### SUPPLIED RECORDS ###
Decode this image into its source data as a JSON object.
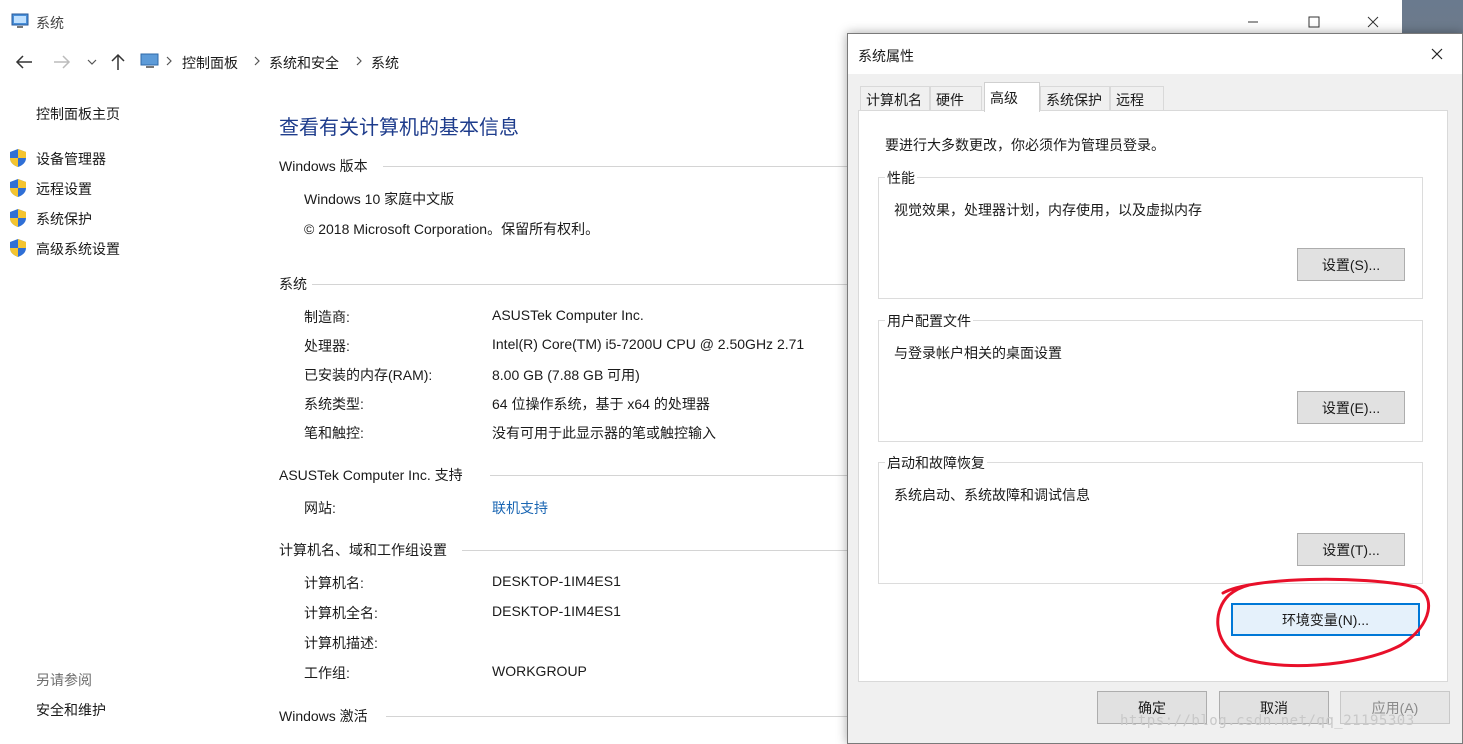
{
  "main_window": {
    "title": "系统",
    "breadcrumbs": [
      "控制面板",
      "系统和安全",
      "系统"
    ],
    "sidebar": {
      "home": "控制面板主页",
      "items": [
        "设备管理器",
        "远程设置",
        "系统保护",
        "高级系统设置"
      ],
      "see_also_heading": "另请参阅",
      "see_also_items": [
        "安全和维护"
      ]
    },
    "page_title": "查看有关计算机的基本信息",
    "windows_edition": {
      "heading": "Windows 版本",
      "edition": "Windows 10 家庭中文版",
      "copyright": "© 2018 Microsoft Corporation。保留所有权利。"
    },
    "system": {
      "heading": "系统",
      "rows": [
        {
          "label": "制造商:",
          "value": "ASUSTek Computer Inc."
        },
        {
          "label": "处理器:",
          "value": "Intel(R) Core(TM) i5-7200U CPU @ 2.50GHz   2.71"
        },
        {
          "label": "已安装的内存(RAM):",
          "value": "8.00 GB (7.88 GB 可用)"
        },
        {
          "label": "系统类型:",
          "value": "64 位操作系统，基于 x64 的处理器"
        },
        {
          "label": "笔和触控:",
          "value": "没有可用于此显示器的笔或触控输入"
        }
      ]
    },
    "support": {
      "heading": "ASUSTek Computer Inc. 支持",
      "website_label": "网站:",
      "website_link": "联机支持"
    },
    "computer_name": {
      "heading": "计算机名、域和工作组设置",
      "rows": [
        {
          "label": "计算机名:",
          "value": "DESKTOP-1IM4ES1"
        },
        {
          "label": "计算机全名:",
          "value": "DESKTOP-1IM4ES1"
        },
        {
          "label": "计算机描述:",
          "value": ""
        },
        {
          "label": "工作组:",
          "value": "WORKGROUP"
        }
      ]
    },
    "activation": {
      "heading": "Windows 激活"
    }
  },
  "dialog": {
    "title": "系统属性",
    "tabs": [
      "计算机名",
      "硬件",
      "高级",
      "系统保护",
      "远程"
    ],
    "active_tab": "高级",
    "admin_note": "要进行大多数更改，你必须作为管理员登录。",
    "performance": {
      "title": "性能",
      "desc": "视觉效果，处理器计划，内存使用，以及虚拟内存",
      "button": "设置(S)..."
    },
    "user_profiles": {
      "title": "用户配置文件",
      "desc": "与登录帐户相关的桌面设置",
      "button": "设置(E)..."
    },
    "startup_recovery": {
      "title": "启动和故障恢复",
      "desc": "系统启动、系统故障和调试信息",
      "button": "设置(T)..."
    },
    "env_button": "环境变量(N)...",
    "ok": "确定",
    "cancel": "取消",
    "apply": "应用(A)"
  },
  "watermark": "https://blog.csdn.net/qq_21195303",
  "colors": {
    "title_link_blue": "#1e3c8c",
    "hyperlink": "#1a66b3",
    "annotation_red": "#e8102a",
    "focus_blue": "#0078d7"
  }
}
###
### WHAT IS BEING ASKED
Repeat the data above exactly, but not the pictures.

### EXERCISE ANSWER
Decode this image into its source data as a JSON object.
{
  "main_window": {
    "title": "系统",
    "breadcrumbs": [
      "控制面板",
      "系统和安全",
      "系统"
    ],
    "sidebar": {
      "home": "控制面板主页",
      "items": [
        "设备管理器",
        "远程设置",
        "系统保护",
        "高级系统设置"
      ],
      "see_also_heading": "另请参阅",
      "see_also_items": [
        "安全和维护"
      ]
    },
    "page_title": "查看有关计算机的基本信息",
    "windows_edition": {
      "heading": "Windows 版本",
      "edition": "Windows 10 家庭中文版",
      "copyright": "© 2018 Microsoft Corporation。保留所有权利。"
    },
    "system": {
      "heading": "系统",
      "rows": [
        {
          "label": "制造商:",
          "value": "ASUSTek Computer Inc."
        },
        {
          "label": "处理器:",
          "value": "Intel(R) Core(TM) i5-7200U CPU @ 2.50GHz   2.71"
        },
        {
          "label": "已安装的内存(RAM):",
          "value": "8.00 GB (7.88 GB 可用)"
        },
        {
          "label": "系统类型:",
          "value": "64 位操作系统，基于 x64 的处理器"
        },
        {
          "label": "笔和触控:",
          "value": "没有可用于此显示器的笔或触控输入"
        }
      ]
    },
    "support": {
      "heading": "ASUSTek Computer Inc. 支持",
      "website_label": "网站:",
      "website_link": "联机支持"
    },
    "computer_name": {
      "heading": "计算机名、域和工作组设置",
      "rows": [
        {
          "label": "计算机名:",
          "value": "DESKTOP-1IM4ES1"
        },
        {
          "label": "计算机全名:",
          "value": "DESKTOP-1IM4ES1"
        },
        {
          "label": "计算机描述:",
          "value": ""
        },
        {
          "label": "工作组:",
          "value": "WORKGROUP"
        }
      ]
    },
    "activation": {
      "heading": "Windows 激活"
    }
  },
  "dialog": {
    "title": "系统属性",
    "tabs": [
      "计算机名",
      "硬件",
      "高级",
      "系统保护",
      "远程"
    ],
    "active_tab": "高级",
    "admin_note": "要进行大多数更改，你必须作为管理员登录。",
    "performance": {
      "title": "性能",
      "desc": "视觉效果，处理器计划，内存使用，以及虚拟内存",
      "button": "设置(S)..."
    },
    "user_profiles": {
      "title": "用户配置文件",
      "desc": "与登录帐户相关的桌面设置",
      "button": "设置(E)..."
    },
    "startup_recovery": {
      "title": "启动和故障恢复",
      "desc": "系统启动、系统故障和调试信息",
      "button": "设置(T)..."
    },
    "env_button": "环境变量(N)...",
    "ok": "确定",
    "cancel": "取消",
    "apply": "应用(A)"
  },
  "watermark": "https://blog.csdn.net/qq_21195303",
  "colors": {
    "title_link_blue": "#1e3c8c",
    "hyperlink": "#1a66b3",
    "annotation_red": "#e8102a",
    "focus_blue": "#0078d7"
  }
}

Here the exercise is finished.